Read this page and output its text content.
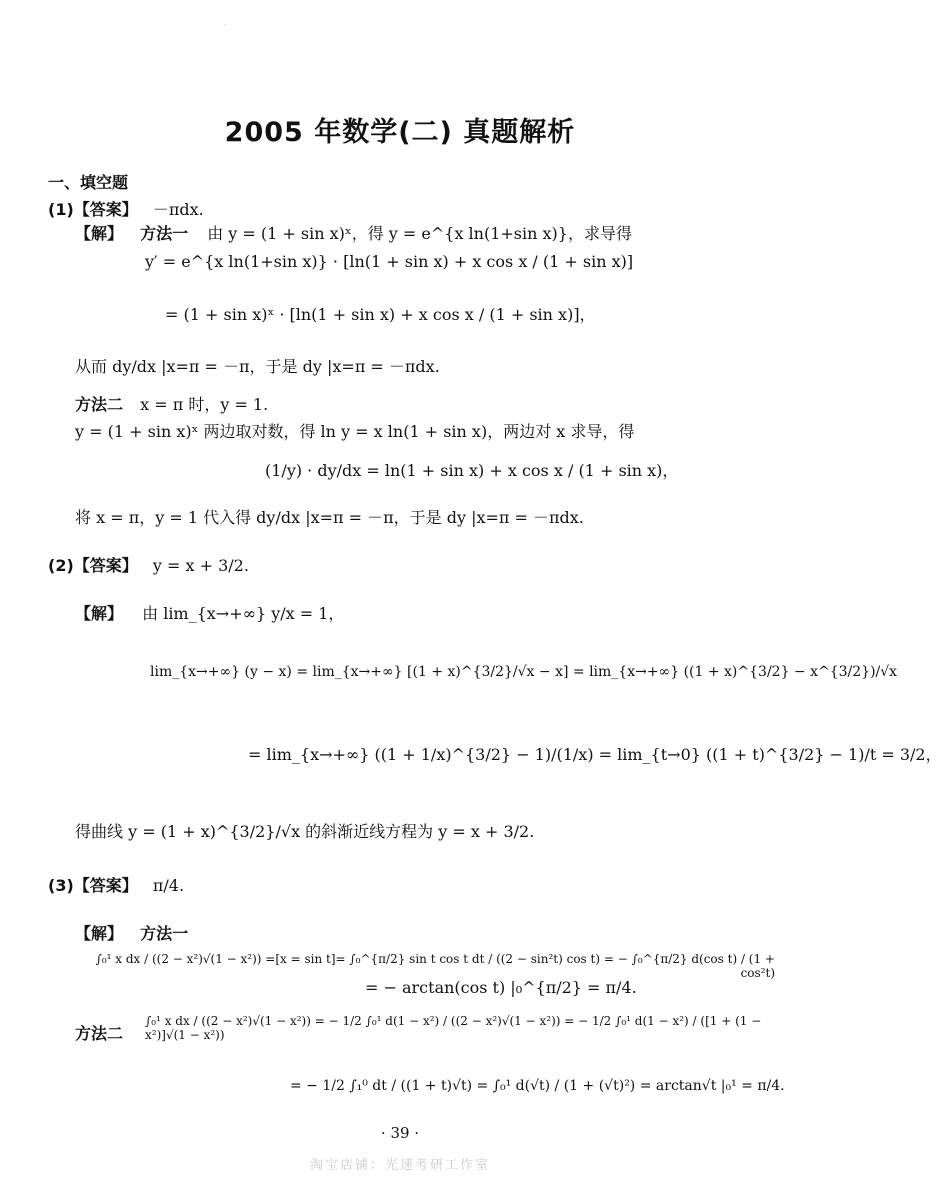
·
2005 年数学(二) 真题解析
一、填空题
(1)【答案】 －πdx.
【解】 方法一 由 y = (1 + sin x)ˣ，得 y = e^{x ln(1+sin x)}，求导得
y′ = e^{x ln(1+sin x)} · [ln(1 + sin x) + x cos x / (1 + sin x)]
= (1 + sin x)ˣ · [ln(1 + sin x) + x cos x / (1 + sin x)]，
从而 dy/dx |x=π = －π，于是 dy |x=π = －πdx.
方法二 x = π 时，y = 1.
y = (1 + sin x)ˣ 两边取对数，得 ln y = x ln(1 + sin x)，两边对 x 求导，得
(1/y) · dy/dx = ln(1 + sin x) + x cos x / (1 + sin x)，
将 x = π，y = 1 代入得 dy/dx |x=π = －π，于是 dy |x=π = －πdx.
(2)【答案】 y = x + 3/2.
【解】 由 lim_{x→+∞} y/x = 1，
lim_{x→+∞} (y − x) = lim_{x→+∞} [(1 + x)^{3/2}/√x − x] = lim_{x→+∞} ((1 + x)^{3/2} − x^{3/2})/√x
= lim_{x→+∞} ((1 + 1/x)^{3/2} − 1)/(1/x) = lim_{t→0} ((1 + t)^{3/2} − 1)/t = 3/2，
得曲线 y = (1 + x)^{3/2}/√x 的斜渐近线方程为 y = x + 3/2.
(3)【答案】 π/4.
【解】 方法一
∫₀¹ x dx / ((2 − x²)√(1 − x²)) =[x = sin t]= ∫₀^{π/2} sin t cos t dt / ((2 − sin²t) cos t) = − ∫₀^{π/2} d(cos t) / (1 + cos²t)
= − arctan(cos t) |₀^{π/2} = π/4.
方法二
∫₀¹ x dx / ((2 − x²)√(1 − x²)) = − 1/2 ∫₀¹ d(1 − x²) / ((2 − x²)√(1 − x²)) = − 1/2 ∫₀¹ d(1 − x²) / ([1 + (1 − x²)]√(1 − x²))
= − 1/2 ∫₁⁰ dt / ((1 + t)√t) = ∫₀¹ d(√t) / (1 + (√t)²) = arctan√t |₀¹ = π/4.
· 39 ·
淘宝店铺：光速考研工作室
* * *
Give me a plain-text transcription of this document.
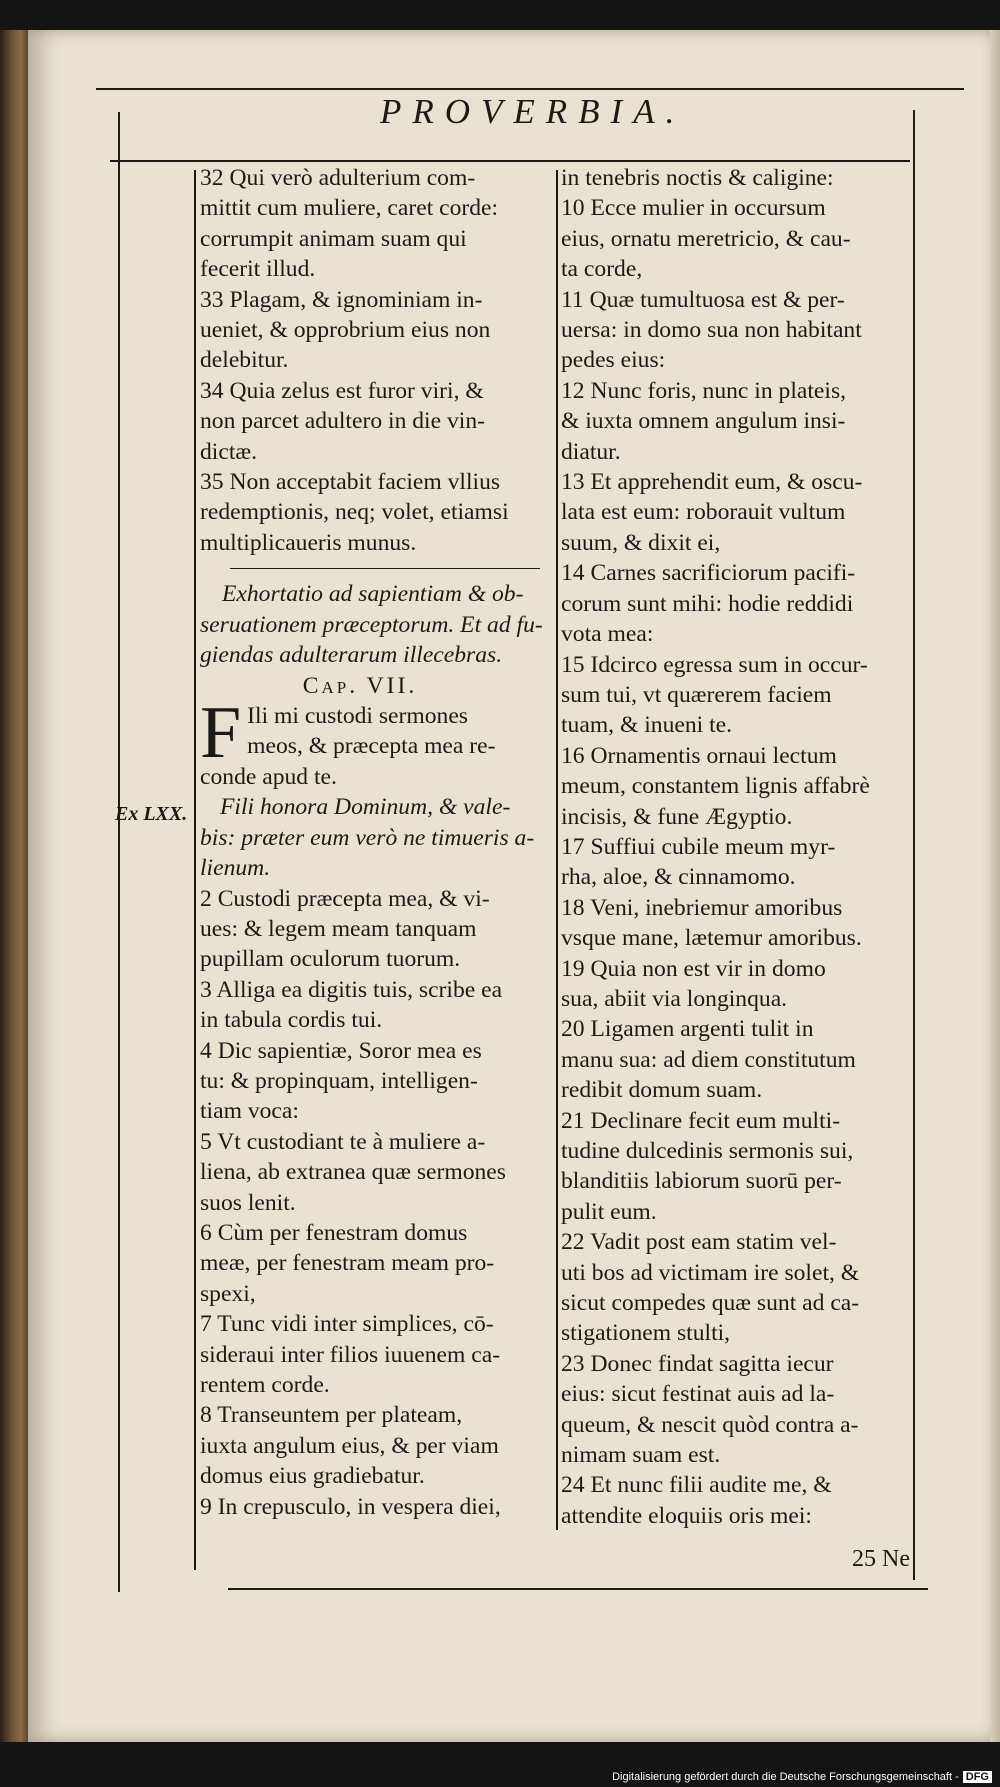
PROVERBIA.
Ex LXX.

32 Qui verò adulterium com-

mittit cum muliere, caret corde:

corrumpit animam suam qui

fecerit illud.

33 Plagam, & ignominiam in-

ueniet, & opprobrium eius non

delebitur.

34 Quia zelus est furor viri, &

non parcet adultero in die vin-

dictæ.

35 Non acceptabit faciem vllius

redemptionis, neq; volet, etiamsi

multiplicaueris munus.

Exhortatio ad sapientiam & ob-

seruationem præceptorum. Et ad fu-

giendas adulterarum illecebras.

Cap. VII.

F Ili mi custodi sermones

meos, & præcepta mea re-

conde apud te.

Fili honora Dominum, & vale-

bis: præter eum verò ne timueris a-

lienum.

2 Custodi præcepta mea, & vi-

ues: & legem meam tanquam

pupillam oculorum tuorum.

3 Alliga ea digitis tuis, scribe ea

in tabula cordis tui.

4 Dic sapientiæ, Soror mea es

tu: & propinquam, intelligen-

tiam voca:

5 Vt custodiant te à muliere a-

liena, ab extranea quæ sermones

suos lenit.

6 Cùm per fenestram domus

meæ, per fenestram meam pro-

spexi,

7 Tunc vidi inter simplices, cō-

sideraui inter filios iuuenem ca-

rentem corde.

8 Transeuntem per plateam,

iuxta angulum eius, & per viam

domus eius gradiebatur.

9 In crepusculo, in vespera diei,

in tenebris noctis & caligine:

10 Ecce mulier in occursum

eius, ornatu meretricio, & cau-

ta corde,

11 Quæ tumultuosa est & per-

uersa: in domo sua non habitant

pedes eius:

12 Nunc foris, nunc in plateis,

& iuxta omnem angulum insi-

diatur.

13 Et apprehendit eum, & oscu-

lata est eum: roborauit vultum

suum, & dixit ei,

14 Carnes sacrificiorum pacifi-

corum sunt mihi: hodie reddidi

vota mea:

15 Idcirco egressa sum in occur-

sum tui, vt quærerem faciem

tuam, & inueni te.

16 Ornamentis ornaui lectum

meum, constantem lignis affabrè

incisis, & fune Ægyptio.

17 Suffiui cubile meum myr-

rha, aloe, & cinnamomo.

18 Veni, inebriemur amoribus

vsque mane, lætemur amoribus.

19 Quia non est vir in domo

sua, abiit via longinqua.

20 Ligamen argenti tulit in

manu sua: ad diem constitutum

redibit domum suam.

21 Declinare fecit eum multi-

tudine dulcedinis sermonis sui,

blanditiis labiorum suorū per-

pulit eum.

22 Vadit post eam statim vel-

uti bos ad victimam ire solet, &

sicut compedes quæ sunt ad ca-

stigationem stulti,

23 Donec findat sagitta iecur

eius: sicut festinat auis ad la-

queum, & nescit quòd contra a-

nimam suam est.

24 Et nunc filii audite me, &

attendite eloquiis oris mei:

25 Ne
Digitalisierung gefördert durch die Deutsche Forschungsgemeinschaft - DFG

**WHAT THE EXERCISE ASKS:**
Where a line in the entries holds the word "text", copy that line.

**ANSWER TO THE PROBLEM:**
Read this page and output its text content.
Give me a plain-text transcription of this document.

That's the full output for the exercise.